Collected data
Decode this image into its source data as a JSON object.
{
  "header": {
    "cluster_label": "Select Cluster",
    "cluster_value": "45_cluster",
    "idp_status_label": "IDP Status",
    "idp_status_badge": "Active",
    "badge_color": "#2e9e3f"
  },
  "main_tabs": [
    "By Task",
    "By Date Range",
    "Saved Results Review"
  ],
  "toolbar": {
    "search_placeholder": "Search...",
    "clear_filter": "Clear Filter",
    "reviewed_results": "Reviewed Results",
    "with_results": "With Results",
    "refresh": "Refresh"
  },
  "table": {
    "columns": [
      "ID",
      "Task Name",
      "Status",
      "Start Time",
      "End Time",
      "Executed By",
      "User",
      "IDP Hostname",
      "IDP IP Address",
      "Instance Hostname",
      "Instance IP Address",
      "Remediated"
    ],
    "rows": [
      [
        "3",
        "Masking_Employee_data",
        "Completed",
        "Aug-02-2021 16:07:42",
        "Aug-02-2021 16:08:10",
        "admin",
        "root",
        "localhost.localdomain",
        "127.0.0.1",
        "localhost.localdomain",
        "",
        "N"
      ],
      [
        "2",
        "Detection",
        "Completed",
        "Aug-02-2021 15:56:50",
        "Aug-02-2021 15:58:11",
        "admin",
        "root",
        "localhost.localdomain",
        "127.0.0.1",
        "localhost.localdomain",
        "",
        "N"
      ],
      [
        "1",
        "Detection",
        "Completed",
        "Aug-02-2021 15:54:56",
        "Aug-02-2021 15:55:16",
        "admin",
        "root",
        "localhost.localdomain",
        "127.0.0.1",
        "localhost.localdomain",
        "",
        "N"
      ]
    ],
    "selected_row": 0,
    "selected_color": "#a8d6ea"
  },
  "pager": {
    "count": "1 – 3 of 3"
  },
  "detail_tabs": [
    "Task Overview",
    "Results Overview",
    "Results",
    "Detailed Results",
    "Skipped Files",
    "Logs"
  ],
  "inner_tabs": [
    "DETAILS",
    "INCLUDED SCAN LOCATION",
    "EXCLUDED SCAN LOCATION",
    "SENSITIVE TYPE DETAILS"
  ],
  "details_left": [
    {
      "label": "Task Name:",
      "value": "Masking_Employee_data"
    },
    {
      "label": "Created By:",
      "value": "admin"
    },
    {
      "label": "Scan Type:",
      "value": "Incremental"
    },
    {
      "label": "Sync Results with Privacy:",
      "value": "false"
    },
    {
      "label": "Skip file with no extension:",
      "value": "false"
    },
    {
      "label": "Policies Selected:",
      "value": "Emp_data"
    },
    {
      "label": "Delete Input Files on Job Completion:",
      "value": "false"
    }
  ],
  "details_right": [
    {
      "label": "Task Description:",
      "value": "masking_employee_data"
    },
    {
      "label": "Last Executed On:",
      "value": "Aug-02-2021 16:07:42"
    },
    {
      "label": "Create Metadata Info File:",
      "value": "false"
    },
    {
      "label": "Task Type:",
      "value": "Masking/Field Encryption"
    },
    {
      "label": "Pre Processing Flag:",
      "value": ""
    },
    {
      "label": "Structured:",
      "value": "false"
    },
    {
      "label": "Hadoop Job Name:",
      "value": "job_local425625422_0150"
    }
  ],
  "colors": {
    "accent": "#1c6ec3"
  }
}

**Task statement**. Send back each record exactly as it stands.

**Task response**.
Decode this image into its source data as a JSON object.
{
  "header": {
    "cluster_label": "Select Cluster",
    "cluster_value": "45_cluster",
    "idp_status_label": "IDP Status",
    "idp_status_badge": "Active",
    "badge_color": "#2e9e3f"
  },
  "main_tabs": [
    "By Task",
    "By Date Range",
    "Saved Results Review"
  ],
  "toolbar": {
    "search_placeholder": "Search...",
    "clear_filter": "Clear Filter",
    "reviewed_results": "Reviewed Results",
    "with_results": "With Results",
    "refresh": "Refresh"
  },
  "table": {
    "columns": [
      "ID",
      "Task Name",
      "Status",
      "Start Time",
      "End Time",
      "Executed By",
      "User",
      "IDP Hostname",
      "IDP IP Address",
      "Instance Hostname",
      "Instance IP Address",
      "Remediated"
    ],
    "rows": [
      [
        "3",
        "Masking_Employee_data",
        "Completed",
        "Aug-02-2021 16:07:42",
        "Aug-02-2021 16:08:10",
        "admin",
        "root",
        "localhost.localdomain",
        "127.0.0.1",
        "localhost.localdomain",
        "",
        "N"
      ],
      [
        "2",
        "Detection",
        "Completed",
        "Aug-02-2021 15:56:50",
        "Aug-02-2021 15:58:11",
        "admin",
        "root",
        "localhost.localdomain",
        "127.0.0.1",
        "localhost.localdomain",
        "",
        "N"
      ],
      [
        "1",
        "Detection",
        "Completed",
        "Aug-02-2021 15:54:56",
        "Aug-02-2021 15:55:16",
        "admin",
        "root",
        "localhost.localdomain",
        "127.0.0.1",
        "localhost.localdomain",
        "",
        "N"
      ]
    ],
    "selected_row": 0,
    "selected_color": "#a8d6ea"
  },
  "pager": {
    "count": "1 – 3 of 3"
  },
  "detail_tabs": [
    "Task Overview",
    "Results Overview",
    "Results",
    "Detailed Results",
    "Skipped Files",
    "Logs"
  ],
  "inner_tabs": [
    "DETAILS",
    "INCLUDED SCAN LOCATION",
    "EXCLUDED SCAN LOCATION",
    "SENSITIVE TYPE DETAILS"
  ],
  "details_left": [
    {
      "label": "Task Name:",
      "value": "Masking_Employee_data"
    },
    {
      "label": "Created By:",
      "value": "admin"
    },
    {
      "label": "Scan Type:",
      "value": "Incremental"
    },
    {
      "label": "Sync Results with Privacy:",
      "value": "false"
    },
    {
      "label": "Skip file with no extension:",
      "value": "false"
    },
    {
      "label": "Policies Selected:",
      "value": "Emp_data"
    },
    {
      "label": "Delete Input Files on Job Completion:",
      "value": "false"
    }
  ],
  "details_right": [
    {
      "label": "Task Description:",
      "value": "masking_employee_data"
    },
    {
      "label": "Last Executed On:",
      "value": "Aug-02-2021 16:07:42"
    },
    {
      "label": "Create Metadata Info File:",
      "value": "false"
    },
    {
      "label": "Task Type:",
      "value": "Masking/Field Encryption"
    },
    {
      "label": "Pre Processing Flag:",
      "value": ""
    },
    {
      "label": "Structured:",
      "value": "false"
    },
    {
      "label": "Hadoop Job Name:",
      "value": "job_local425625422_0150"
    }
  ],
  "colors": {
    "accent": "#1c6ec3"
  }
}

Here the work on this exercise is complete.